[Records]
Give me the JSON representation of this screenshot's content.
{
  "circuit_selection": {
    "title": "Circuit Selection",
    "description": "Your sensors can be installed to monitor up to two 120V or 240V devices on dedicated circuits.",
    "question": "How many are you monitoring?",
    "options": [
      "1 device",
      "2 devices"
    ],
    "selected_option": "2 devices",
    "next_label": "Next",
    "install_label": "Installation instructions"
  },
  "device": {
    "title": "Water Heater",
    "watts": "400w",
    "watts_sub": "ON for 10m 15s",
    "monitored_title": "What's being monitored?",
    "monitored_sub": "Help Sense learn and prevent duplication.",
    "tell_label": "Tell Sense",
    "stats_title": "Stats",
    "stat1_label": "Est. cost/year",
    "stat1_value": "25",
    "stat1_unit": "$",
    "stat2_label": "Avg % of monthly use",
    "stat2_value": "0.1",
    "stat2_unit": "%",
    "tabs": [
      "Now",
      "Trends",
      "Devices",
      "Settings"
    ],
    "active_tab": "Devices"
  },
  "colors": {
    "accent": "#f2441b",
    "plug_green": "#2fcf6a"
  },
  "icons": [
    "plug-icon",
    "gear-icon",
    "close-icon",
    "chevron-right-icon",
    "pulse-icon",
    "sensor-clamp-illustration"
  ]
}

#### [WORK TO BE COMPLETED]
Write out the whole listing again, exactly as it stands.

#### [RESPONSE BELOW]
Give me the JSON representation of this screenshot's content.
{
  "circuit_selection": {
    "title": "Circuit Selection",
    "description": "Your sensors can be installed to monitor up to two 120V or 240V devices on dedicated circuits.",
    "question": "How many are you monitoring?",
    "options": [
      "1 device",
      "2 devices"
    ],
    "selected_option": "2 devices",
    "next_label": "Next",
    "install_label": "Installation instructions"
  },
  "device": {
    "title": "Water Heater",
    "watts": "400w",
    "watts_sub": "ON for 10m 15s",
    "monitored_title": "What's being monitored?",
    "monitored_sub": "Help Sense learn and prevent duplication.",
    "tell_label": "Tell Sense",
    "stats_title": "Stats",
    "stat1_label": "Est. cost/year",
    "stat1_value": "25",
    "stat1_unit": "$",
    "stat2_label": "Avg % of monthly use",
    "stat2_value": "0.1",
    "stat2_unit": "%",
    "tabs": [
      "Now",
      "Trends",
      "Devices",
      "Settings"
    ],
    "active_tab": "Devices"
  },
  "colors": {
    "accent": "#f2441b",
    "plug_green": "#2fcf6a"
  },
  "icons": [
    "plug-icon",
    "gear-icon",
    "close-icon",
    "chevron-right-icon",
    "pulse-icon",
    "sensor-clamp-illustration"
  ]
}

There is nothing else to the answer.